-------- DATA FOR THE TASK --------

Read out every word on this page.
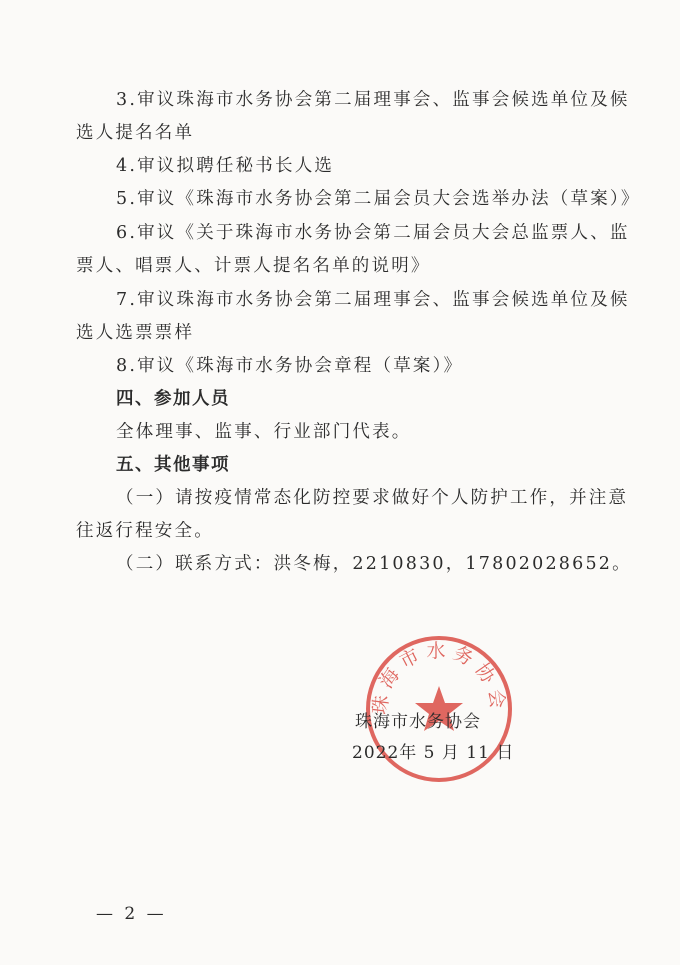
3.审议珠海市水务协会第二届理事会、监事会候选单位及候
选人提名名单
4.审议拟聘任秘书长人选
5.审议《珠海市水务协会第二届会员大会选举办法（草案）》
6.审议《关于珠海市水务协会第二届会员大会总监票人、监
票人、唱票人、计票人提名名单的说明》
7.审议珠海市水务协会第二届理事会、监事会候选单位及候
选人选票票样
8.审议《珠海市水务协会章程（草案）》
四、参加人员
全体理事、监事、行业部门代表。
五、其他事项
（一）请按疫情常态化防控要求做好个人防护工作，并注意
往返行程安全。
（二）联系方式：洪冬梅，2210830，17802028652。
珠海市水务协会
珠海市水务协会
2022年 5 月 11 日
— 2 —
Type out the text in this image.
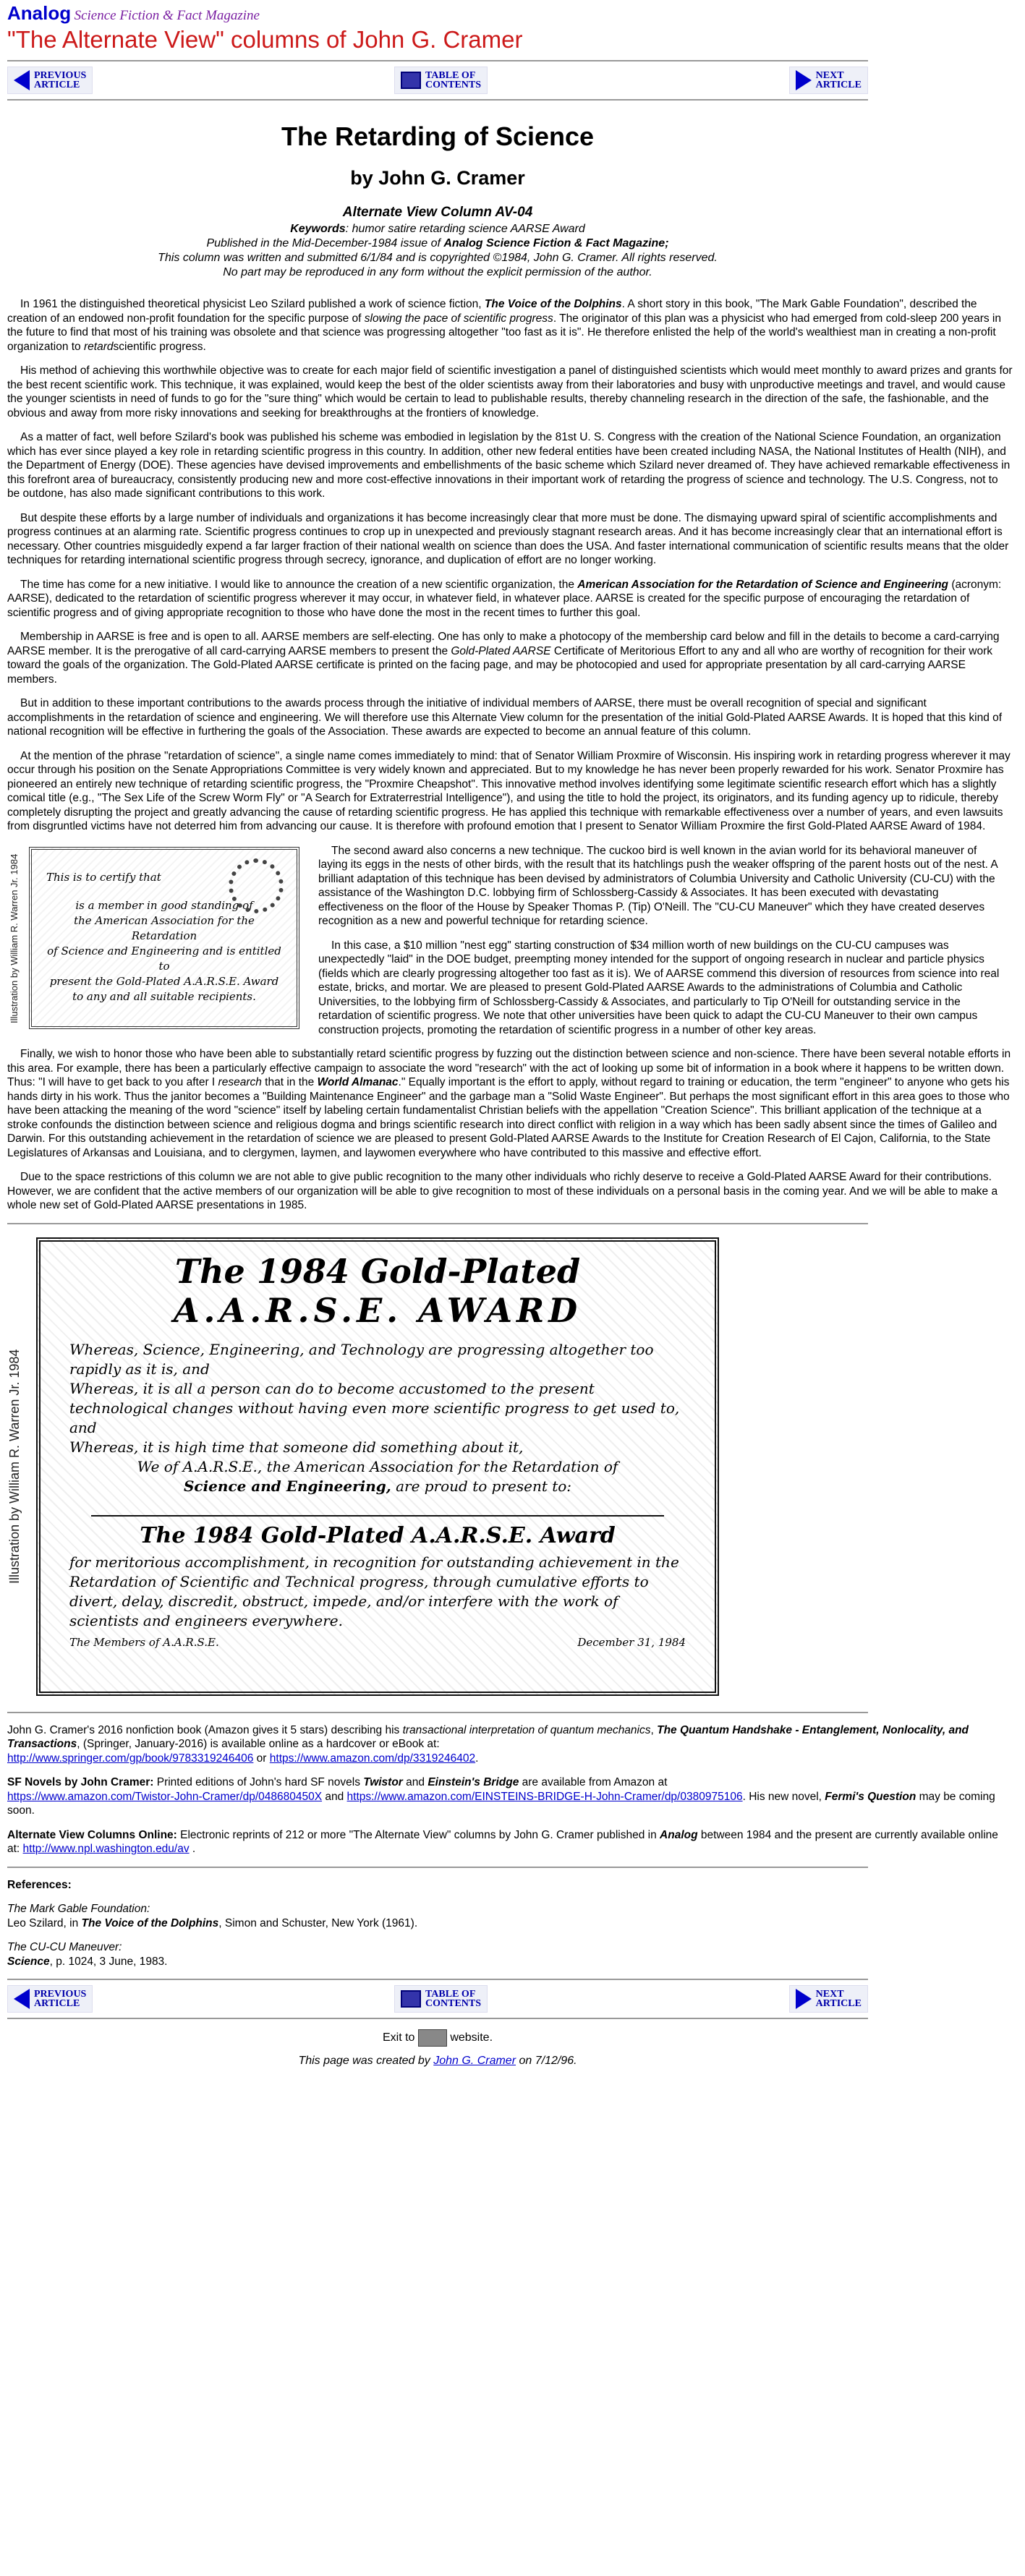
Analog Science Fiction & Fact Magazine
"The Alternate View" columns of John G. Cramer
PREVIOUS
ARTICLE
TABLE OF
CONTENTS
NEXT
ARTICLE
The Retarding of Science
by John G. Cramer
Alternate View Column AV-04
Keywords: humor satire retarding science AARSE Award
Published in the Mid-December-1984 issue of Analog Science Fiction & Fact Magazine;
This column was written and submitted 6/1/84 and is copyrighted ©1984, John G. Cramer. All rights reserved.
No part may be reproduced in any form without the explicit permission of the author.

In 1961 the distinguished theoretical physicist Leo Szilard published a work of science fiction, The Voice of the Dolphins. A short story in this book, "The Mark Gable Foundation", described the creation of an endowed non-profit foundation for the specific purpose of slowing the pace of scientific progress. The originator of this plan was a physicist who had emerged from cold-sleep 200 years in the future to find that most of his training was obsolete and that science was progressing altogether "too fast as it is". He therefore enlisted the help of the world's wealthiest man in creating a non-profit organization to retardscientific progress.

His method of achieving this worthwhile objective was to create for each major field of scientific investigation a panel of distinguished scientists which would meet monthly to award prizes and grants for the best recent scientific work. This technique, it was explained, would keep the best of the older scientists away from their laboratories and busy with unproductive meetings and travel, and would cause the younger scientists in need of funds to go for the "sure thing" which would be certain to lead to publishable results, thereby channeling research in the direction of the safe, the fashionable, and the obvious and away from more risky innovations and seeking for breakthroughs at the frontiers of knowledge.

As a matter of fact, well before Szilard's book was published his scheme was embodied in legislation by the 81st U. S. Congress with the creation of the National Science Foundation, an organization which has ever since played a key role in retarding scientific progress in this country. In addition, other new federal entities have been created including NASA, the National Institutes of Health (NIH), and the Department of Energy (DOE). These agencies have devised improvements and embellishments of the basic scheme which Szilard never dreamed of. They have achieved remarkable effectiveness in this forefront area of bureaucracy, consistently producing new and more cost-effective innovations in their important work of retarding the progress of science and technology. The U.S. Congress, not to be outdone, has also made significant contributions to this work.

But despite these efforts by a large number of individuals and organizations it has become increasingly clear that more must be done. The dismaying upward spiral of scientific accomplishments and progress continues at an alarming rate. Scientific progress continues to crop up in unexpected and previously stagnant research areas. And it has become increasingly clear that an international effort is necessary. Other countries misguidedly expend a far larger fraction of their national wealth on science than does the USA. And faster international communication of scientific results means that the older techniques for retarding international scientific progress through secrecy, ignorance, and duplication of effort are no longer working.

The time has come for a new initiative. I would like to announce the creation of a new scientific organization, the American Association for the Retardation of Science and Engineering (acronym: AARSE), dedicated to the retardation of scientific progress wherever it may occur, in whatever field, in whatever place. AARSE is created for the specific purpose of encouraging the retardation of scientific progress and of giving appropriate recognition to those who have done the most in the recent times to further this goal.

Membership in AARSE is free and is open to all. AARSE members are self-electing. One has only to make a photocopy of the membership card below and fill in the details to become a card-carrying AARSE member. It is the prerogative of all card-carrying AARSE members to present the Gold-Plated AARSE Certificate of Meritorious Effort to any and all who are worthy of recognition for their work toward the goals of the organization. The Gold-Plated AARSE certificate is printed on the facing page, and may be photocopied and used for appropriate presentation by all card-carrying AARSE members.

But in addition to these important contributions to the awards process through the initiative of individual members of AARSE, there must be overall recognition of special and significant accomplishments in the retardation of science and engineering. We will therefore use this Alternate View column for the presentation of the initial Gold-Plated AARSE Awards. It is hoped that this kind of national recognition will be effective in furthering the goals of the Association. These awards are expected to become an annual feature of this column.

At the mention of the phrase "retardation of science", a single name comes immediately to mind: that of Senator William Proxmire of Wisconsin. His inspiring work in retarding progress wherever it may occur through his position on the Senate Appropriations Committee is very widely known and appreciated. But to my knowledge he has never been properly rewarded for his work. Senator Proxmire has pioneered an entirely new technique of retarding scientific progress, the "Proxmire Cheapshot". This innovative method involves identifying some legitimate scientific research effort which has a slightly comical title (e.g., "The Sex Life of the Screw Worm Fly" or "A Search for Extraterrestrial Intelligence"), and using the title to hold the project, its originators, and its funding agency up to ridicule, thereby completely disrupting the project and greatly advancing the cause of retarding scientific progress. He has applied this technique with remarkable effectiveness over a number of years, and even lawsuits from disgruntled victims have not deterred him from advancing our cause. It is therefore with profound emotion that I present to Senator William Proxmire the first Gold-Plated AARSE Award of 1984.

Illustration by William R. Warren Jr. 1984	This is to certify that
is a member in good standing of
the American Association for the Retardation
of Science and Engineering and is entitled to
present the Gold-Plated A.A.R.S.E. Award
to any and all suitable recipients.

The second award also concerns a new technique. The cuckoo bird is well known in the avian world for its behavioral maneuver of laying its eggs in the nests of other birds, with the result that its hatchlings push the weaker offspring of the parent hosts out of the nest. A brilliant adaptation of this technique has been devised by administrators of Columbia University and Catholic University (CU-CU) with the assistance of the Washington D.C. lobbying firm of Schlossberg-Cassidy & Associates. It has been executed with devastating effectiveness on the floor of the House by Speaker Thomas P. (Tip) O'Neill. The "CU-CU Maneuver" which they have created deserves recognition as a new and powerful technique for retarding science.

In this case, a $10 million "nest egg" starting construction of $34 million worth of new buildings on the CU-CU campuses was unexpectedly "laid" in the DOE budget, preempting money intended for the support of ongoing research in nuclear and particle physics (fields which are clearly progressing altogether too fast as it is). We of AARSE commend this diversion of resources from science into real estate, bricks, and mortar. We are pleased to present Gold-Plated AARSE Awards to the administrations of Columbia and Catholic Universities, to the lobbying firm of Schlossberg-Cassidy & Associates, and particularly to Tip O'Neill for outstanding service in the retardation of scientific progress. We note that other universities have been quick to adapt the CU-CU Maneuver to their own campus construction projects, promoting the retardation of scientific progress in a number of other key areas.

Finally, we wish to honor those who have been able to substantially retard scientific progress by fuzzing out the distinction between science and non-science. There have been several notable efforts in this area. For example, there has been a particularly effective campaign to associate the word "research" with the act of looking up some bit of information in a book where it happens to be written down. Thus: "I will have to get back to you after I research that in the World Almanac." Equally important is the effort to apply, without regard to training or education, the term "engineer" to anyone who gets his hands dirty in his work. Thus the janitor becomes a "Building Maintenance Engineer" and the garbage man a "Solid Waste Engineer". But perhaps the most significant effort in this area goes to those who have been attacking the meaning of the word "science" itself by labeling certain fundamentalist Christian beliefs with the appellation "Creation Science". This brilliant application of the technique at a stroke confounds the distinction between science and religious dogma and brings scientific research into direct conflict with religion in a way which has been sadly absent since the times of Galileo and Darwin. For this outstanding achievement in the retardation of science we are pleased to present Gold-Plated AARSE Awards to the Institute for Creation Research of El Cajon, California, to the State Legislatures of Arkansas and Louisiana, and to clergymen, laymen, and laywomen everywhere who have contributed to this massive and effective effort.

Due to the space restrictions of this column we are not able to give public recognition to the many other individuals who richly deserve to receive a Gold-Plated AARSE Award for their contributions. However, we are confident that the active members of our organization will be able to give recognition to most of these individuals on a personal basis in the coming year. And we will be able to make a whole new set of Gold-Plated AARSE presentations in 1985.

Illustration by William R. Warren Jr. 1984
The 1984 Gold-Plated
A.A.R.S.E. AWARD
Whereas, Science, Engineering, and Technology are progressing altogether too rapidly as it is, and
Whereas, it is all a person can do to become accustomed to the present technological changes without having even more scientific progress to get used to, and
Whereas, it is high time that someone did something about it,
We of A.A.R.S.E., the American Association for the Retardation of
Science and Engineering, are proud to present to:
The 1984 Gold-Plated A.A.R.S.E. Award
for meritorious accomplishment, in recognition for outstanding achievement in the Retardation of Scientific and Technical progress, through cumulative efforts to divert, delay, discredit, obstruct, impede, and/or interfere with the work of scientists and engineers everywhere.
The Members of A.A.R.S.E.	December 31, 1984

John G. Cramer's 2016 nonfiction book (Amazon gives it 5 stars) describing his transactional interpretation of quantum mechanics, The Quantum Handshake - Entanglement, Nonlocality, and Transactions, (Springer, January-2016) is available online as a hardcover or eBook at:
http://www.springer.com/gp/book/9783319246406 or https://www.amazon.com/dp/3319246402.

SF Novels by John Cramer: Printed editions of John's hard SF novels Twistor and Einstein's Bridge are available from Amazon at
https://www.amazon.com/Twistor-John-Cramer/dp/048680450X and https://www.amazon.com/EINSTEINS-BRIDGE-H-John-Cramer/dp/0380975106. His new novel, Fermi's Question may be coming soon.

Alternate View Columns Online: Electronic reprints of 212 or more "The Alternate View" columns by John G. Cramer published in Analog between 1984 and the present are currently available online at: http://www.npl.washington.edu/av .

References:

The Mark Gable Foundation:
Leo Szilard, in The Voice of the Dolphins, Simon and Schuster, New York (1961).

The CU-CU Maneuver:
Science, p. 1024, 3 June, 1983.

PREVIOUS
ARTICLE
TABLE OF
CONTENTS
NEXT
ARTICLE
Exit to	website.
This page was created by John G. Cramer on 7/12/96.
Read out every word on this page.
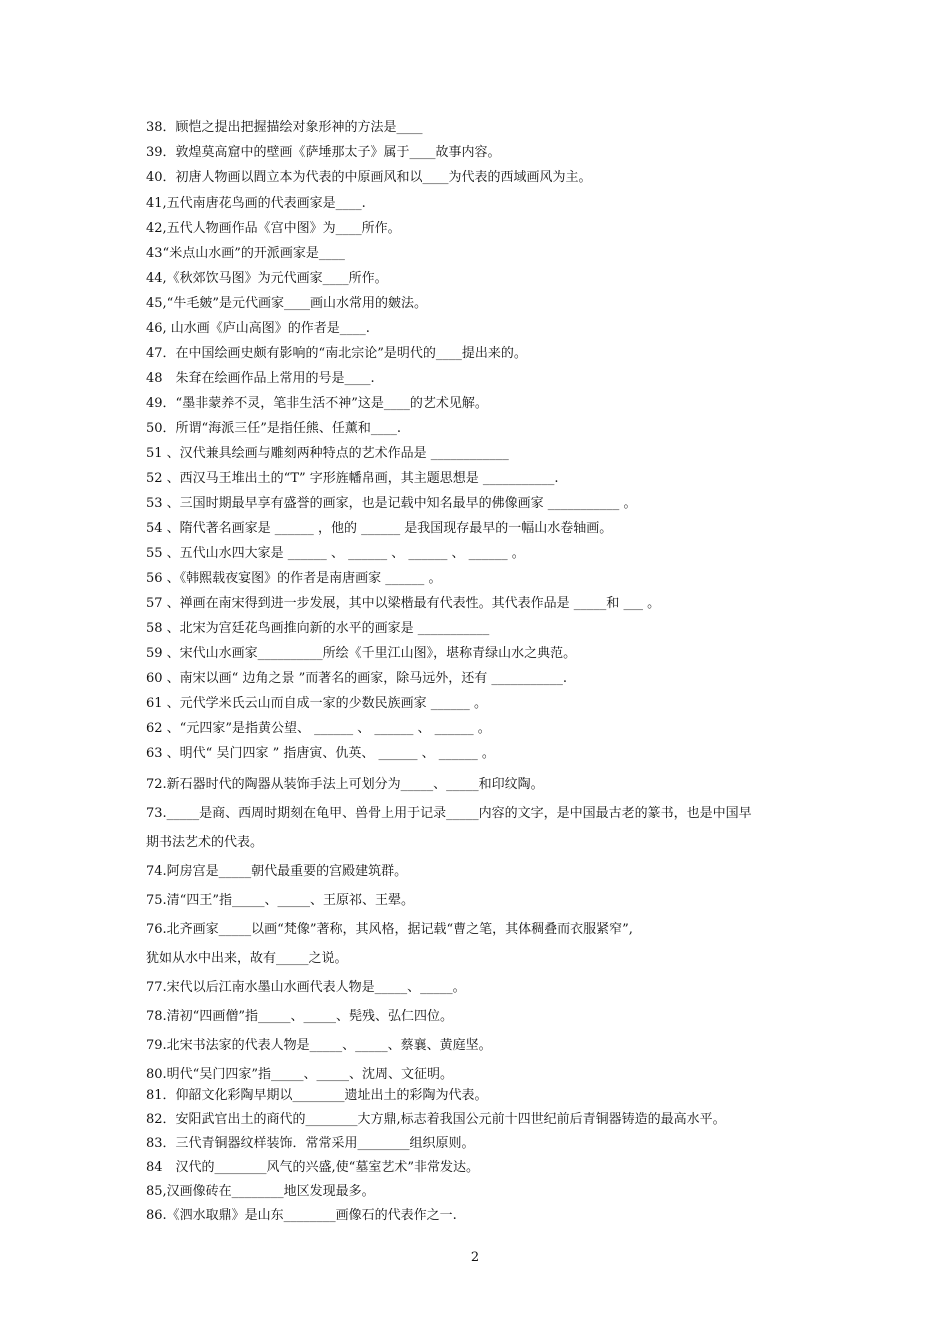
38．顾恺之提出把握描绘对象形神的方法是____
39．敦煌莫高窟中的壁画《萨埵那太子》属于____故事内容。
40．初唐人物画以閰立本为代表的中原画风和以____为代表的西域画风为主。
41,五代南唐花鸟画的代表画家是____.
42,五代人物画作品《宫中图》为____所作。
43“米点山水画”的开派画家是____
44,《秋郊饮马图》为元代画家____所作。
45,“牛毛皴”是元代画家____画山水常用的皴法。
46, 山水画《庐山高图》的作者是____.
47．在中国绘画史颇有影响的“南北宗论”是明代的____提出来的。
48　朱耷在绘画作品上常用的号是____.
49．“墨非蒙养不灵，笔非生活不神”这是____的艺术见解。
50．所谓“海派三任”是指任熊、任薰和____.
51 、汉代兼具绘画与雕刻两种特点的艺术作品是 ____________
52 、西汉马王堆出土的“T” 字形旌幡帛画，其主题思想是 ___________.
53 、三国时期最早享有盛誉的画家，也是记载中知名最早的佛像画家 ___________ 。
54 、隋代著名画家是 ______ ，他的 ______ 是我国现存最早的一幅山水卷轴画。
55 、五代山水四大家是 ______ 、 ______ 、 ______ 、 ______ 。
56 、《韩熙载夜宴图》的作者是南唐画家 ______ 。
57 、禅画在南宋得到进一步发展，其中以梁楷最有代表性。其代表作品是 _____和 ___ 。
58 、北宋为宫廷花鸟画推向新的水平的画家是 ___________
59 、宋代山水画家__________所绘《千里江山图》，堪称青绿山水之典范。
60 、南宋以画“ 边角之景 ”而著名的画家，除马远外，还有 ___________.
61 、元代学米氏云山而自成一家的少数民族画家 ______ 。
62 、“元四家”是指黄公望、 ______ 、 ______ 、 ______ 。
63 、明代“ 吴门四家 ” 指唐寅、仇英、 ______ 、 ______ 。
72.新石器时代的陶器从装饰手法上可划分为_____、_____和印纹陶。
73._____是商、西周时期刻在龟甲、兽骨上用于记录_____内容的文字，是中国最古老的篆书，也是中国早
期书法艺术的代表。
74.阿房宫是_____朝代最重要的宫殿建筑群。
75.清“四王”指_____、_____、王原祁、王翚。
76.北齐画家_____以画“梵像”著称，其风格，据记载“曹之笔，其体稠叠而衣服紧窄”,
犹如从水中出来，故有_____之说。
77.宋代以后江南水墨山水画代表人物是_____、_____。
78.清初“四画僧”指_____、_____、髡残、弘仁四位。
79.北宋书法家的代表人物是_____、_____、蔡襄、黄庭坚。
80.明代“吴门四家”指_____、_____、沈周、文征明。
81．仰韶文化彩陶早期以________遗址出土的彩陶为代表。
82．安阳武官出土的商代的________大方鼎,标志着我国公元前十四世纪前后青铜器铸造的最高水平。
83．三代青铜器纹样装饰．常常采用________组织原则。
84　汉代的________风气的兴盛,使“墓室艺术”非常发达。
85,汉画像砖在________地区发现最多。
86.《泗水取鼎》是山东________画像石的代表作之一.
2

--------

TASK REQUIREMENTS:
Copy out every line in the entries above that holds "Warren".

TASK ANSWER:
Illustration by William R. Warren Jr. 1984	This is to certify that
Illustration by William R. Warren Jr. 1984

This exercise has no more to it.